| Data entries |
.....
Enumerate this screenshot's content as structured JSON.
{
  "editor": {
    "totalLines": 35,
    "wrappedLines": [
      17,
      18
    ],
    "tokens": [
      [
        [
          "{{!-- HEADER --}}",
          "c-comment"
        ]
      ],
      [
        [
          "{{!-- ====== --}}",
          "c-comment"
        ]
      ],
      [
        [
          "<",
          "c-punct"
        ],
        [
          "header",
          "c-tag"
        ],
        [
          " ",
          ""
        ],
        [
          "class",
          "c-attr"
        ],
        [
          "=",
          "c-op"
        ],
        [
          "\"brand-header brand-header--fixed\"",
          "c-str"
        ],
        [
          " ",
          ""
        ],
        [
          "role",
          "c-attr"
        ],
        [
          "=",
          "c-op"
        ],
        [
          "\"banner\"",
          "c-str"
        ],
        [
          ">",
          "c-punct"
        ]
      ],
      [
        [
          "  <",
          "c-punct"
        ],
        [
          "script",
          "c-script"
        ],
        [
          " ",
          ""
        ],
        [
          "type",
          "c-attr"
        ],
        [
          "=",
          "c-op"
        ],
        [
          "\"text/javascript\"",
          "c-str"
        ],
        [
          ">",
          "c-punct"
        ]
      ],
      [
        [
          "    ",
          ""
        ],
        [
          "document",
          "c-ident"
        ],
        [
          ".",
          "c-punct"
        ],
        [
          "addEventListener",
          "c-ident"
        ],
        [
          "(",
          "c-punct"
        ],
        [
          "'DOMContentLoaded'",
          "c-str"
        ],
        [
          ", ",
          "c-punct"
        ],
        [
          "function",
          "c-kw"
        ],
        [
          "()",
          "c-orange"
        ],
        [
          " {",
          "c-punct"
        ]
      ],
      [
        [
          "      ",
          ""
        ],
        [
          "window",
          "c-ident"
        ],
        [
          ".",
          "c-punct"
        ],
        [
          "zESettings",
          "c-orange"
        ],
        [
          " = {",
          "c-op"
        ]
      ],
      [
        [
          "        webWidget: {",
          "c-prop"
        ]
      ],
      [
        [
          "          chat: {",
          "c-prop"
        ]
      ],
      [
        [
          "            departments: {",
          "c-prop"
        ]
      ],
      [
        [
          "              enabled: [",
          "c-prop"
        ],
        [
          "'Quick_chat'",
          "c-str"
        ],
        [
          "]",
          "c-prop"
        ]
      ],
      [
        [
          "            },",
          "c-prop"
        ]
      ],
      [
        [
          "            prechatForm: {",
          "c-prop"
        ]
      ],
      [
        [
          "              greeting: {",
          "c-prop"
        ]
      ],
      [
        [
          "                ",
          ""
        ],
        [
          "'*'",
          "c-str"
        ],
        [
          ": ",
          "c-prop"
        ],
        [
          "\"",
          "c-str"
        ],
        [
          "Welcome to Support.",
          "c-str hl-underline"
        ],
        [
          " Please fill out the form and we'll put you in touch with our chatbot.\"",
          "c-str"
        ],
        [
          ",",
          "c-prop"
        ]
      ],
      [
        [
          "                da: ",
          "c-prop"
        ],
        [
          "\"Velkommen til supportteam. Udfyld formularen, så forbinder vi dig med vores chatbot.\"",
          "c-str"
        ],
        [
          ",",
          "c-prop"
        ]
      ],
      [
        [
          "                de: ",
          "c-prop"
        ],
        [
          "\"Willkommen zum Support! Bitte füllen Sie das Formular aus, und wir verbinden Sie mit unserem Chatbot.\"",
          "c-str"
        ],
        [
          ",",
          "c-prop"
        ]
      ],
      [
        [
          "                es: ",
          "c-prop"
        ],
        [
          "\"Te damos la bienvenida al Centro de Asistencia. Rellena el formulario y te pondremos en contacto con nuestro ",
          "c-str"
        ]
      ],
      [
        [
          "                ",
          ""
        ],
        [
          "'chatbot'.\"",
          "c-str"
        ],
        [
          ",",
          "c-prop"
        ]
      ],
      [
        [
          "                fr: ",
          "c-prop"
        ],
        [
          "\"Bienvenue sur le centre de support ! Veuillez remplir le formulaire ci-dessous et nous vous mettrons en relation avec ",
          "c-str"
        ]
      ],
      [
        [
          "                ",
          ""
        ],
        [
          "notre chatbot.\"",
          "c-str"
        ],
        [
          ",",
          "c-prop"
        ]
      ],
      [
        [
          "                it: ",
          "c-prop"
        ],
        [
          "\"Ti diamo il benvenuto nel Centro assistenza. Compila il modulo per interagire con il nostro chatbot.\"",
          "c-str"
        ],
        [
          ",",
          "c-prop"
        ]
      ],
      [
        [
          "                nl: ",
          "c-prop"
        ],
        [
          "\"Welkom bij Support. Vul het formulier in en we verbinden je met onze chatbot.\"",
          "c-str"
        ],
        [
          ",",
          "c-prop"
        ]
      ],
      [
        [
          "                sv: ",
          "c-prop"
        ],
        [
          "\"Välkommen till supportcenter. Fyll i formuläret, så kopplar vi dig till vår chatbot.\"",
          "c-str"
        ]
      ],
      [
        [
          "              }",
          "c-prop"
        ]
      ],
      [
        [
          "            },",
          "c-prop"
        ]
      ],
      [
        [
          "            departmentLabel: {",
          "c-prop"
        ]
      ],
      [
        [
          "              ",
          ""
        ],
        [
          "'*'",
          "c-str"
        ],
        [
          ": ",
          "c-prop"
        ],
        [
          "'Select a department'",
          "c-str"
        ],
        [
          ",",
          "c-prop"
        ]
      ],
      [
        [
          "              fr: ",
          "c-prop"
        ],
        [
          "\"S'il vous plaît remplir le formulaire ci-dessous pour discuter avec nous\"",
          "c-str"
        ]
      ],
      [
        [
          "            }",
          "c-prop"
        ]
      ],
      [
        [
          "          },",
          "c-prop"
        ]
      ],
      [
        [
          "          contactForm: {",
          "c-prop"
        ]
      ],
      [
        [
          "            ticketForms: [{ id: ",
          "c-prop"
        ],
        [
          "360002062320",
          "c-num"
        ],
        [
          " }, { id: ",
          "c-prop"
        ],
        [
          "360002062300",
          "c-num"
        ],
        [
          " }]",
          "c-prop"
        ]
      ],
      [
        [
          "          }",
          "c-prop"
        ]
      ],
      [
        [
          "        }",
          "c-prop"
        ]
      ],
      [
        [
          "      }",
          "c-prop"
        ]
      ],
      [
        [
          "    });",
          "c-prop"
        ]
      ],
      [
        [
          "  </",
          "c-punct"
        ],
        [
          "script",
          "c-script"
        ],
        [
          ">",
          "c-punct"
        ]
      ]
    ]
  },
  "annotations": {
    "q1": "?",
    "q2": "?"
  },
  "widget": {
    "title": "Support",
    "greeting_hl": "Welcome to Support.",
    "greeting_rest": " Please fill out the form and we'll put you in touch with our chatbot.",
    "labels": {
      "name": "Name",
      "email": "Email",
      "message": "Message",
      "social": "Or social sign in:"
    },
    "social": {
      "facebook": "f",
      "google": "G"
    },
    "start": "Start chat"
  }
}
.....
| Written task |
Your task is to repeat each line of the material exactly.

| The result |
Enumerate this screenshot's content as structured JSON.
{
  "editor": {
    "totalLines": 35,
    "wrappedLines": [
      17,
      18
    ],
    "tokens": [
      [
        [
          "{{!-- HEADER --}}",
          "c-comment"
        ]
      ],
      [
        [
          "{{!-- ====== --}}",
          "c-comment"
        ]
      ],
      [
        [
          "<",
          "c-punct"
        ],
        [
          "header",
          "c-tag"
        ],
        [
          " ",
          ""
        ],
        [
          "class",
          "c-attr"
        ],
        [
          "=",
          "c-op"
        ],
        [
          "\"brand-header brand-header--fixed\"",
          "c-str"
        ],
        [
          " ",
          ""
        ],
        [
          "role",
          "c-attr"
        ],
        [
          "=",
          "c-op"
        ],
        [
          "\"banner\"",
          "c-str"
        ],
        [
          ">",
          "c-punct"
        ]
      ],
      [
        [
          "  <",
          "c-punct"
        ],
        [
          "script",
          "c-script"
        ],
        [
          " ",
          ""
        ],
        [
          "type",
          "c-attr"
        ],
        [
          "=",
          "c-op"
        ],
        [
          "\"text/javascript\"",
          "c-str"
        ],
        [
          ">",
          "c-punct"
        ]
      ],
      [
        [
          "    ",
          ""
        ],
        [
          "document",
          "c-ident"
        ],
        [
          ".",
          "c-punct"
        ],
        [
          "addEventListener",
          "c-ident"
        ],
        [
          "(",
          "c-punct"
        ],
        [
          "'DOMContentLoaded'",
          "c-str"
        ],
        [
          ", ",
          "c-punct"
        ],
        [
          "function",
          "c-kw"
        ],
        [
          "()",
          "c-orange"
        ],
        [
          " {",
          "c-punct"
        ]
      ],
      [
        [
          "      ",
          ""
        ],
        [
          "window",
          "c-ident"
        ],
        [
          ".",
          "c-punct"
        ],
        [
          "zESettings",
          "c-orange"
        ],
        [
          " = {",
          "c-op"
        ]
      ],
      [
        [
          "        webWidget: {",
          "c-prop"
        ]
      ],
      [
        [
          "          chat: {",
          "c-prop"
        ]
      ],
      [
        [
          "            departments: {",
          "c-prop"
        ]
      ],
      [
        [
          "              enabled: [",
          "c-prop"
        ],
        [
          "'Quick_chat'",
          "c-str"
        ],
        [
          "]",
          "c-prop"
        ]
      ],
      [
        [
          "            },",
          "c-prop"
        ]
      ],
      [
        [
          "            prechatForm: {",
          "c-prop"
        ]
      ],
      [
        [
          "              greeting: {",
          "c-prop"
        ]
      ],
      [
        [
          "                ",
          ""
        ],
        [
          "'*'",
          "c-str"
        ],
        [
          ": ",
          "c-prop"
        ],
        [
          "\"",
          "c-str"
        ],
        [
          "Welcome to Support.",
          "c-str hl-underline"
        ],
        [
          " Please fill out the form and we'll put you in touch with our chatbot.\"",
          "c-str"
        ],
        [
          ",",
          "c-prop"
        ]
      ],
      [
        [
          "                da: ",
          "c-prop"
        ],
        [
          "\"Velkommen til supportteam. Udfyld formularen, så forbinder vi dig med vores chatbot.\"",
          "c-str"
        ],
        [
          ",",
          "c-prop"
        ]
      ],
      [
        [
          "                de: ",
          "c-prop"
        ],
        [
          "\"Willkommen zum Support! Bitte füllen Sie das Formular aus, und wir verbinden Sie mit unserem Chatbot.\"",
          "c-str"
        ],
        [
          ",",
          "c-prop"
        ]
      ],
      [
        [
          "                es: ",
          "c-prop"
        ],
        [
          "\"Te damos la bienvenida al Centro de Asistencia. Rellena el formulario y te pondremos en contacto con nuestro ",
          "c-str"
        ]
      ],
      [
        [
          "                ",
          ""
        ],
        [
          "'chatbot'.\"",
          "c-str"
        ],
        [
          ",",
          "c-prop"
        ]
      ],
      [
        [
          "                fr: ",
          "c-prop"
        ],
        [
          "\"Bienvenue sur le centre de support ! Veuillez remplir le formulaire ci-dessous et nous vous mettrons en relation avec ",
          "c-str"
        ]
      ],
      [
        [
          "                ",
          ""
        ],
        [
          "notre chatbot.\"",
          "c-str"
        ],
        [
          ",",
          "c-prop"
        ]
      ],
      [
        [
          "                it: ",
          "c-prop"
        ],
        [
          "\"Ti diamo il benvenuto nel Centro assistenza. Compila il modulo per interagire con il nostro chatbot.\"",
          "c-str"
        ],
        [
          ",",
          "c-prop"
        ]
      ],
      [
        [
          "                nl: ",
          "c-prop"
        ],
        [
          "\"Welkom bij Support. Vul het formulier in en we verbinden je met onze chatbot.\"",
          "c-str"
        ],
        [
          ",",
          "c-prop"
        ]
      ],
      [
        [
          "                sv: ",
          "c-prop"
        ],
        [
          "\"Välkommen till supportcenter. Fyll i formuläret, så kopplar vi dig till vår chatbot.\"",
          "c-str"
        ]
      ],
      [
        [
          "              }",
          "c-prop"
        ]
      ],
      [
        [
          "            },",
          "c-prop"
        ]
      ],
      [
        [
          "            departmentLabel: {",
          "c-prop"
        ]
      ],
      [
        [
          "              ",
          ""
        ],
        [
          "'*'",
          "c-str"
        ],
        [
          ": ",
          "c-prop"
        ],
        [
          "'Select a department'",
          "c-str"
        ],
        [
          ",",
          "c-prop"
        ]
      ],
      [
        [
          "              fr: ",
          "c-prop"
        ],
        [
          "\"S'il vous plaît remplir le formulaire ci-dessous pour discuter avec nous\"",
          "c-str"
        ]
      ],
      [
        [
          "            }",
          "c-prop"
        ]
      ],
      [
        [
          "          },",
          "c-prop"
        ]
      ],
      [
        [
          "          contactForm: {",
          "c-prop"
        ]
      ],
      [
        [
          "            ticketForms: [{ id: ",
          "c-prop"
        ],
        [
          "360002062320",
          "c-num"
        ],
        [
          " }, { id: ",
          "c-prop"
        ],
        [
          "360002062300",
          "c-num"
        ],
        [
          " }]",
          "c-prop"
        ]
      ],
      [
        [
          "          }",
          "c-prop"
        ]
      ],
      [
        [
          "        }",
          "c-prop"
        ]
      ],
      [
        [
          "      }",
          "c-prop"
        ]
      ],
      [
        [
          "    });",
          "c-prop"
        ]
      ],
      [
        [
          "  </",
          "c-punct"
        ],
        [
          "script",
          "c-script"
        ],
        [
          ">",
          "c-punct"
        ]
      ]
    ]
  },
  "annotations": {
    "q1": "?",
    "q2": "?"
  },
  "widget": {
    "title": "Support",
    "greeting_hl": "Welcome to Support.",
    "greeting_rest": " Please fill out the form and we'll put you in touch with our chatbot.",
    "labels": {
      "name": "Name",
      "email": "Email",
      "message": "Message",
      "social": "Or social sign in:"
    },
    "social": {
      "facebook": "f",
      "google": "G"
    },
    "start": "Start chat"
  }
}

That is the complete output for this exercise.